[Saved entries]
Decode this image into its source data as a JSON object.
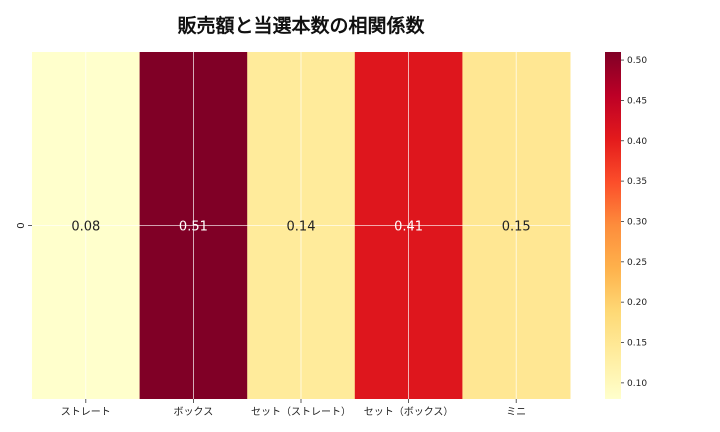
{
  "chart_data": {
    "type": "heatmap",
    "title": "販売額と当選本数の相関係数",
    "row_labels": [
      "0"
    ],
    "categories": [
      "ストレート",
      "ボックス",
      "セット（ストレート）",
      "セット（ボックス）",
      "ミニ"
    ],
    "values": [
      [
        0.08,
        0.51,
        0.14,
        0.41,
        0.15
      ]
    ],
    "value_labels": [
      "0.08",
      "0.51",
      "0.14",
      "0.41",
      "0.15"
    ],
    "colormap": "YlOrRd",
    "colorbar": {
      "range": [
        0.08,
        0.51
      ],
      "ticks": [
        "0.10",
        "0.15",
        "0.20",
        "0.25",
        "0.30",
        "0.35",
        "0.40",
        "0.45",
        "0.50"
      ],
      "tick_values": [
        0.1,
        0.15,
        0.2,
        0.25,
        0.3,
        0.35,
        0.4,
        0.45,
        0.5
      ]
    },
    "grid": true,
    "colors": {
      "low": "#ffffcc",
      "mid_low": "#fed976",
      "mid": "#fd8d3c",
      "mid_high": "#e31a1c",
      "high": "#800026"
    }
  }
}
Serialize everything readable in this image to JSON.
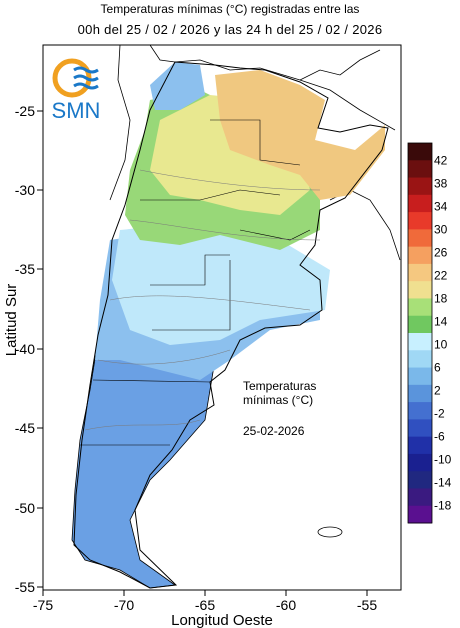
{
  "title": {
    "line1": "Temperaturas mínimas (°C) registradas entre las",
    "line2": "00h del 25 / 02 / 2026 y las 24 h del 25 / 02 / 2026"
  },
  "logo": {
    "text": "SMN"
  },
  "axes": {
    "xlabel": "Longitud Oeste",
    "ylabel": "Latitud Sur",
    "x_ticks": [
      "-75",
      "-70",
      "-65",
      "-60",
      "-55"
    ],
    "y_ticks": [
      "-25",
      "-30",
      "-35",
      "-40",
      "-45",
      "-50",
      "-55"
    ]
  },
  "annotation": {
    "line1": "Temperaturas",
    "line2": "mínimas (°C)",
    "date": "25-02-2026"
  },
  "legend": {
    "labels": [
      "42",
      "38",
      "34",
      "30",
      "26",
      "22",
      "18",
      "14",
      "10",
      "6",
      "2",
      "-2",
      "-6",
      "-10",
      "-14",
      "-18"
    ],
    "colors": [
      "#3a0a0a",
      "#6b0f0f",
      "#9a1414",
      "#c81e1e",
      "#e83a2a",
      "#f06a3a",
      "#f5a060",
      "#f5c880",
      "#f0e090",
      "#a8e078",
      "#70c860",
      "#c8f0ff",
      "#a0d8f5",
      "#7ab8ea",
      "#5a94dc",
      "#4470d0",
      "#3050c0",
      "#2030a8",
      "#1a2090",
      "#202880",
      "#3a1a80",
      "#5a1090"
    ]
  },
  "colors": {
    "warm": "#f0c880",
    "mid": "#e8e890",
    "green": "#98d878",
    "lightblue": "#bfe8fa",
    "blue": "#8cc0ee",
    "darkblue": "#6aa0e4"
  }
}
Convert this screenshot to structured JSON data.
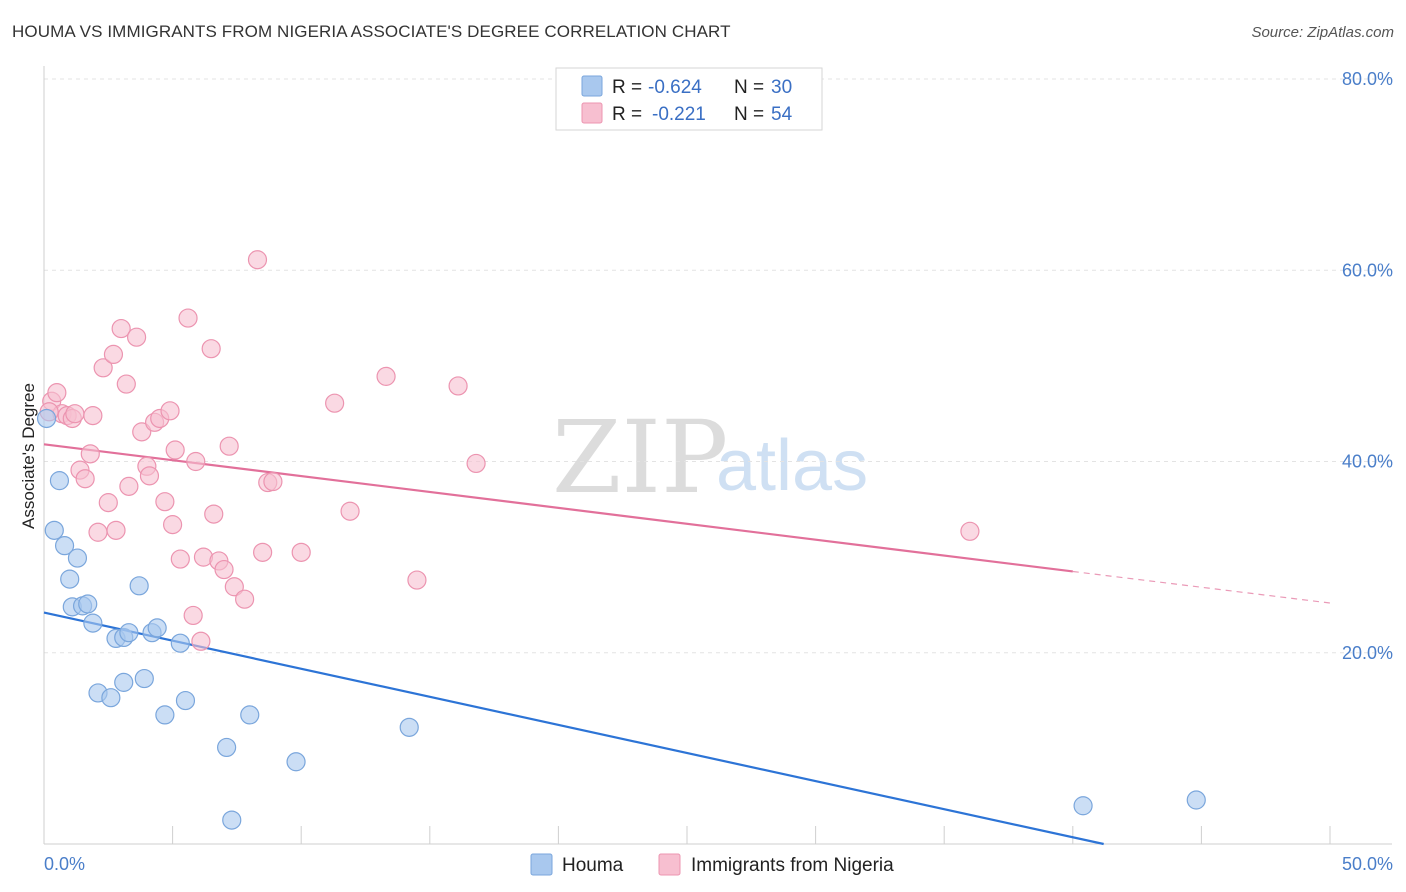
{
  "title": "HOUMA VS IMMIGRANTS FROM NIGERIA ASSOCIATE'S DEGREE CORRELATION CHART",
  "source": "Source: ZipAtlas.com",
  "watermark": {
    "zip": "ZIP",
    "atlas": "atlas"
  },
  "legend_box": {
    "rows": [
      {
        "r_label": "R =",
        "r_value": "-0.624",
        "n_label": "N =",
        "n_value": "30",
        "color": "#a9c8ee",
        "stroke": "#7aa6dc"
      },
      {
        "r_label": "R =",
        "r_value": "-0.221",
        "n_label": "N =",
        "n_value": "54",
        "color": "#f7bfd0",
        "stroke": "#ec94b0"
      }
    ]
  },
  "bottom_legend": [
    {
      "label": "Houma",
      "color": "#a9c8ee",
      "stroke": "#7aa6dc"
    },
    {
      "label": "Immigrants from Nigeria",
      "color": "#f7bfd0",
      "stroke": "#ec94b0"
    }
  ],
  "chart_data": {
    "type": "scatter",
    "title": "HOUMA VS IMMIGRANTS FROM NIGERIA ASSOCIATE'S DEGREE CORRELATION CHART",
    "xlabel": "",
    "ylabel": "Associate's Degree",
    "xlim": [
      0,
      50
    ],
    "ylim": [
      0,
      80
    ],
    "x_tick_labels": [
      "0.0%",
      "50.0%"
    ],
    "y_ticks": [
      20,
      40,
      60,
      80
    ],
    "y_tick_labels": [
      "20.0%",
      "40.0%",
      "60.0%",
      "80.0%"
    ],
    "grid": true,
    "legend_position": "top-center",
    "series": [
      {
        "name": "Houma",
        "color": "#a9c8ee",
        "stroke": "#7aa6dc",
        "line_color": "#2d74d6",
        "trend": {
          "x": [
            0,
            41.2
          ],
          "y": [
            24.2,
            0
          ]
        },
        "points": [
          [
            0.1,
            44.5
          ],
          [
            0.4,
            32.8
          ],
          [
            0.6,
            38.0
          ],
          [
            0.8,
            31.2
          ],
          [
            1.0,
            27.7
          ],
          [
            1.1,
            24.8
          ],
          [
            1.3,
            29.9
          ],
          [
            1.5,
            24.9
          ],
          [
            1.7,
            25.1
          ],
          [
            1.9,
            23.1
          ],
          [
            2.1,
            15.8
          ],
          [
            2.6,
            15.3
          ],
          [
            2.8,
            21.5
          ],
          [
            3.1,
            21.6
          ],
          [
            3.1,
            16.9
          ],
          [
            3.3,
            22.1
          ],
          [
            3.7,
            27.0
          ],
          [
            3.9,
            17.3
          ],
          [
            4.2,
            22.1
          ],
          [
            4.4,
            22.6
          ],
          [
            4.7,
            13.5
          ],
          [
            5.3,
            21.0
          ],
          [
            5.5,
            15.0
          ],
          [
            7.1,
            10.1
          ],
          [
            7.3,
            2.5
          ],
          [
            8.0,
            13.5
          ],
          [
            9.8,
            8.6
          ],
          [
            14.2,
            12.2
          ],
          [
            40.4,
            4.0
          ],
          [
            44.8,
            4.6
          ]
        ]
      },
      {
        "name": "Immigrants from Nigeria",
        "color": "#f7bfd0",
        "stroke": "#ec94b0",
        "line_color": "#e2709a",
        "trend": {
          "x": [
            0,
            40.0
          ],
          "y": [
            41.8,
            28.5
          ]
        },
        "trend_dashed": {
          "x": [
            40.0,
            50.0
          ],
          "y": [
            28.5,
            25.2
          ]
        },
        "points": [
          [
            0.3,
            46.3
          ],
          [
            0.5,
            47.2
          ],
          [
            0.7,
            45.0
          ],
          [
            0.9,
            44.8
          ],
          [
            1.1,
            44.5
          ],
          [
            1.4,
            39.1
          ],
          [
            1.6,
            38.2
          ],
          [
            1.8,
            40.8
          ],
          [
            1.9,
            44.8
          ],
          [
            2.1,
            32.6
          ],
          [
            2.3,
            49.8
          ],
          [
            2.5,
            35.7
          ],
          [
            2.7,
            51.2
          ],
          [
            2.8,
            32.8
          ],
          [
            3.0,
            53.9
          ],
          [
            3.2,
            48.1
          ],
          [
            3.3,
            37.4
          ],
          [
            3.6,
            53.0
          ],
          [
            3.8,
            43.1
          ],
          [
            4.0,
            39.5
          ],
          [
            4.1,
            38.5
          ],
          [
            4.3,
            44.1
          ],
          [
            4.5,
            44.5
          ],
          [
            4.7,
            35.8
          ],
          [
            4.9,
            45.3
          ],
          [
            5.0,
            33.4
          ],
          [
            5.1,
            41.2
          ],
          [
            5.3,
            29.8
          ],
          [
            5.6,
            55.0
          ],
          [
            5.8,
            23.9
          ],
          [
            5.9,
            40.0
          ],
          [
            6.1,
            21.2
          ],
          [
            6.2,
            30.0
          ],
          [
            6.5,
            51.8
          ],
          [
            6.6,
            34.5
          ],
          [
            6.8,
            29.6
          ],
          [
            7.0,
            28.7
          ],
          [
            7.2,
            41.6
          ],
          [
            7.4,
            26.9
          ],
          [
            7.8,
            25.6
          ],
          [
            8.3,
            61.1
          ],
          [
            8.5,
            30.5
          ],
          [
            8.7,
            37.8
          ],
          [
            8.9,
            37.9
          ],
          [
            10.0,
            30.5
          ],
          [
            11.3,
            46.1
          ],
          [
            11.9,
            34.8
          ],
          [
            13.3,
            48.9
          ],
          [
            14.5,
            27.6
          ],
          [
            16.1,
            47.9
          ],
          [
            16.8,
            39.8
          ],
          [
            36.0,
            32.7
          ],
          [
            0.2,
            45.2
          ],
          [
            1.2,
            45.0
          ]
        ]
      }
    ]
  }
}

WRITTEN TASK
Show the lines of the material that contain the word "ylabel".

CORRECT RESPONSE
    "ylabel": "Latitud Sur",
    "ylabel": "Associate's Degree",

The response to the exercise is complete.